» **Set exercise**:
Return, without alteration, every line of the material from its beginning through the line containing "comment-text-body: 范玮琪啥都知道: [100, 308, 268, 336]", both ends included.

» **Exercise materials**:
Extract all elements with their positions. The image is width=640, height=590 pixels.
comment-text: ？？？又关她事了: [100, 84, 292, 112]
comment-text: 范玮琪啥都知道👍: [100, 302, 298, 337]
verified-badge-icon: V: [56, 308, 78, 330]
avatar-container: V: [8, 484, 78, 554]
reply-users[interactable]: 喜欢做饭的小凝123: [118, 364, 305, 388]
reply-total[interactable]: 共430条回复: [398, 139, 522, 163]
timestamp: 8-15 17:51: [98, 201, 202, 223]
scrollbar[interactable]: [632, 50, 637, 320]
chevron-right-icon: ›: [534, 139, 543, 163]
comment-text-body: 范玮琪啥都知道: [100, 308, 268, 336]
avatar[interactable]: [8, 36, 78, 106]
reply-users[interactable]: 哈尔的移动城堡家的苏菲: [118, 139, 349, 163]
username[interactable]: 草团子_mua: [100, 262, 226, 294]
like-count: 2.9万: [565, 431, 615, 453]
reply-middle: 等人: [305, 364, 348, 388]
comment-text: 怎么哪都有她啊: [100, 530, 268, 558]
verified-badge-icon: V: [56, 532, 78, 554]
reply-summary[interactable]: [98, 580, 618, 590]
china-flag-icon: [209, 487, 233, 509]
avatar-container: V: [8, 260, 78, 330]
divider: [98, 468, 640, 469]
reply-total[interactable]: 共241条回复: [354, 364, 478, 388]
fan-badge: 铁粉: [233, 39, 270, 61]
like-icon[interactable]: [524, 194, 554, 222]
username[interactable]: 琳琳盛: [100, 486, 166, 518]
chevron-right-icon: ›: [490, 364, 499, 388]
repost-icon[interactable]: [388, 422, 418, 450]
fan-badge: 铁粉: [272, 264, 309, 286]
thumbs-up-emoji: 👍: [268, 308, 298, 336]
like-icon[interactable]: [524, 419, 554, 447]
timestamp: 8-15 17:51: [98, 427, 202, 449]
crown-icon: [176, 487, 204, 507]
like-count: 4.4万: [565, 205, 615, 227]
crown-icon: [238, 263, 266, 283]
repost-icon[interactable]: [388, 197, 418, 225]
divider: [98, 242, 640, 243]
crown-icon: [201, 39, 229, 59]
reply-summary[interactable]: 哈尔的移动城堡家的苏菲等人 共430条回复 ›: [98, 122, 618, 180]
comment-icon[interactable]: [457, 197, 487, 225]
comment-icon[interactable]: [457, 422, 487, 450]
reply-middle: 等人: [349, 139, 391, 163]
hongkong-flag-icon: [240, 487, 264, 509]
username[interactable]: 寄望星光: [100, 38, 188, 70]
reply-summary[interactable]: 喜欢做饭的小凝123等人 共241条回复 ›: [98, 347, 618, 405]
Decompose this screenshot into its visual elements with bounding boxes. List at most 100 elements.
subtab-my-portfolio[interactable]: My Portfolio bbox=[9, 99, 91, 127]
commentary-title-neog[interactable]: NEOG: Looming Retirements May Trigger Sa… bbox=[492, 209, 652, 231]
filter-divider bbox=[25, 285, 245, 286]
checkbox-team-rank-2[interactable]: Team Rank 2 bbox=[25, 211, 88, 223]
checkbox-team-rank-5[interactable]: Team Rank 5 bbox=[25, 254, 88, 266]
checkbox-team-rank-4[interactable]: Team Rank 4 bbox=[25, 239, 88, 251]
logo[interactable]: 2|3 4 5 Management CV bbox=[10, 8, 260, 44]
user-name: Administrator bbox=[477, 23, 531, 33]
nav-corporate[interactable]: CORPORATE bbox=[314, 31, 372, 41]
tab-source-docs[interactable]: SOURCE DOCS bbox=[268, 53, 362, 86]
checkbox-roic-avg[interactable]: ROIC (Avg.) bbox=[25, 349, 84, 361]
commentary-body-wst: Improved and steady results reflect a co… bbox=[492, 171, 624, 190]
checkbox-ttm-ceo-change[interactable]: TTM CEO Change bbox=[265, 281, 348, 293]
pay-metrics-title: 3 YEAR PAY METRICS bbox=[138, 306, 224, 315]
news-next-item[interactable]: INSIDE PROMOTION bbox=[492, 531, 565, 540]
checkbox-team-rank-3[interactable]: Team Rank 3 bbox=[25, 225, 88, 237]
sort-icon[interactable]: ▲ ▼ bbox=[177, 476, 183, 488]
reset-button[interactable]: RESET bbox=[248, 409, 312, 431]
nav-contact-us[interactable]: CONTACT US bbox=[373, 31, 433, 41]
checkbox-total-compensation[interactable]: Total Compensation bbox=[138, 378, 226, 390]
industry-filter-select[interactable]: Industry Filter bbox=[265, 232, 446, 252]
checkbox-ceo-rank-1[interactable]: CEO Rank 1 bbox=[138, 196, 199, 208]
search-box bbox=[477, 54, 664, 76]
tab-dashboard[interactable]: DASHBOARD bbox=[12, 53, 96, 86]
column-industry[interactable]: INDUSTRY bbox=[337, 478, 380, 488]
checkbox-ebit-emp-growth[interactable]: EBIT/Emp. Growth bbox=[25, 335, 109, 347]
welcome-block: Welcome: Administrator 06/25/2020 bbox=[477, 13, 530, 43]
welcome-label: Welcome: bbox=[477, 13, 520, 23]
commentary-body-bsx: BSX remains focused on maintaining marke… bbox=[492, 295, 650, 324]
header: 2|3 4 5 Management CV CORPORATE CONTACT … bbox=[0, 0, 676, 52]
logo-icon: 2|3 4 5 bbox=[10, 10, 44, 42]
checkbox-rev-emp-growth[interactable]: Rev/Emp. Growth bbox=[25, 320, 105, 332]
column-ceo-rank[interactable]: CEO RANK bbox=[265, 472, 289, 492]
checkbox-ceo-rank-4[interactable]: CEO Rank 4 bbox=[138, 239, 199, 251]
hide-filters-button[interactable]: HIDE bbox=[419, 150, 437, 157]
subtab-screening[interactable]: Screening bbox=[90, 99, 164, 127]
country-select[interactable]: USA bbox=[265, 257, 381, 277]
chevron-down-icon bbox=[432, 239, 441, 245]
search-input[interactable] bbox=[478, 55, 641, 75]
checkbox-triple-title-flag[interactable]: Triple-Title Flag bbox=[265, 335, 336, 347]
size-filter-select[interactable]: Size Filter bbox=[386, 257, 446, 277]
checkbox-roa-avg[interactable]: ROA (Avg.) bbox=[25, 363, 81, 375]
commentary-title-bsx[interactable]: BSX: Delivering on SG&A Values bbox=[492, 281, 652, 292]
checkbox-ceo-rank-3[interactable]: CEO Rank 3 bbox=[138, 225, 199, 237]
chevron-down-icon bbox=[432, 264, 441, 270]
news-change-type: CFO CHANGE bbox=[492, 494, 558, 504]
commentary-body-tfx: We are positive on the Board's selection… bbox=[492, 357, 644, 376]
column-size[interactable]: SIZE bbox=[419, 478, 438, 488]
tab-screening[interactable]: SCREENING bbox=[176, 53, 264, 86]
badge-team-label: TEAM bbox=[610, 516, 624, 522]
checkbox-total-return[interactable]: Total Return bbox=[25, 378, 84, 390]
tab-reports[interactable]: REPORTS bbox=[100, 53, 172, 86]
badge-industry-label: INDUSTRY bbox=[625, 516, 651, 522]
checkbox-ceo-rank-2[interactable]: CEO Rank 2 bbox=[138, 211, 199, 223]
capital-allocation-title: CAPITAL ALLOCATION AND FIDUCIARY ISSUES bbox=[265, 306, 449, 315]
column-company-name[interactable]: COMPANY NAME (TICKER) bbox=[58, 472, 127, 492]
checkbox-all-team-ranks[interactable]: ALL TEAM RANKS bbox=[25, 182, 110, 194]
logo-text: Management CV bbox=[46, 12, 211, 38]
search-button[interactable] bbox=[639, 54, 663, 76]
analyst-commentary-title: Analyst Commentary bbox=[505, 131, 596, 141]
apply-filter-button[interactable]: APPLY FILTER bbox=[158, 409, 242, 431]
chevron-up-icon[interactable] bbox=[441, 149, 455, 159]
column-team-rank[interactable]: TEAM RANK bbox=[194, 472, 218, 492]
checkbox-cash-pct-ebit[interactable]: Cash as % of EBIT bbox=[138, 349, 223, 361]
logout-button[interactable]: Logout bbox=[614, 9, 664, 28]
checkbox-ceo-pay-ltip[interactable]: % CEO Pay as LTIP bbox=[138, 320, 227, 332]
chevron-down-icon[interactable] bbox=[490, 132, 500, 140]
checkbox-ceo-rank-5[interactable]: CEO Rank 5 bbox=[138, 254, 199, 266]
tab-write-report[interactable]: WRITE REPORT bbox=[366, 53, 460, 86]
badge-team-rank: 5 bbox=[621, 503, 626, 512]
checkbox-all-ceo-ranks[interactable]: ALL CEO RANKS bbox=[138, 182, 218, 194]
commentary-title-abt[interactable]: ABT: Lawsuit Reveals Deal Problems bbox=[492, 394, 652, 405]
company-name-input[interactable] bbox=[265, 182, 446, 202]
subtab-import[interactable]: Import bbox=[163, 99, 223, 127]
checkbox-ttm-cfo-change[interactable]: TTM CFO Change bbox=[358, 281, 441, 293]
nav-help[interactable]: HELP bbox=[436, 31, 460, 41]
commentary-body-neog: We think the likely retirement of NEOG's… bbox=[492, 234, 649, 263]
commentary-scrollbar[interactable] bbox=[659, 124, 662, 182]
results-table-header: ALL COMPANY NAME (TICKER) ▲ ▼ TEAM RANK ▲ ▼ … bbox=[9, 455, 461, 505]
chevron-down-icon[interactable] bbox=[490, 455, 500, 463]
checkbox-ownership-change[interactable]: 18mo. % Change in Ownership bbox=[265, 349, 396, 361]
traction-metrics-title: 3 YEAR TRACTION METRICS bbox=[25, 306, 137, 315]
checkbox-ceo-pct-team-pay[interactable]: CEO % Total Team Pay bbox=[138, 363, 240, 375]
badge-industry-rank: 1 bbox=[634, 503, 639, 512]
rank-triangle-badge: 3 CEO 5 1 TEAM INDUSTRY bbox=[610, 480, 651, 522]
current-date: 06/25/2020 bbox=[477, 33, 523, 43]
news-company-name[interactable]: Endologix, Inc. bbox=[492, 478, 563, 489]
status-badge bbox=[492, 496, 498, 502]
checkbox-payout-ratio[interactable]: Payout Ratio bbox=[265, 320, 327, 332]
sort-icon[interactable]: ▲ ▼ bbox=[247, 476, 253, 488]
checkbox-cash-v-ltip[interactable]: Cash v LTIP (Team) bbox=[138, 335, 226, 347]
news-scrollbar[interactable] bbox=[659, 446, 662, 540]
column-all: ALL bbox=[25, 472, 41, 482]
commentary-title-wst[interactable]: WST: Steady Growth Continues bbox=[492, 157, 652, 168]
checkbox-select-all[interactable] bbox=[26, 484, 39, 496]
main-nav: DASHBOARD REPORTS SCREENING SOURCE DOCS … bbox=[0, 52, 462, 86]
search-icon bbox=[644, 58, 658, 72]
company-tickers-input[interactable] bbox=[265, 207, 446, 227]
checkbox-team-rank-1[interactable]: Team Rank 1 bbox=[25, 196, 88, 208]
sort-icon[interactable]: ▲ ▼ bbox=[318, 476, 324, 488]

» **Exercise output**:
Extract all elements with their positions. The image is width=640, height=590 pixels.
comment-text: ？？？又关她事了: [100, 84, 292, 112]
comment-text: 范玮琪啥都知道👍: [100, 302, 298, 337]
verified-badge-icon: V: [56, 308, 78, 330]
avatar-container: V: [8, 484, 78, 554]
reply-users[interactable]: 喜欢做饭的小凝123: [118, 364, 305, 388]
reply-total[interactable]: 共430条回复: [398, 139, 522, 163]
timestamp: 8-15 17:51: [98, 201, 202, 223]
scrollbar[interactable]: [632, 50, 637, 320]
chevron-right-icon: ›: [534, 139, 543, 163]
comment-text-body: 范玮琪啥都知道: [100, 308, 268, 336]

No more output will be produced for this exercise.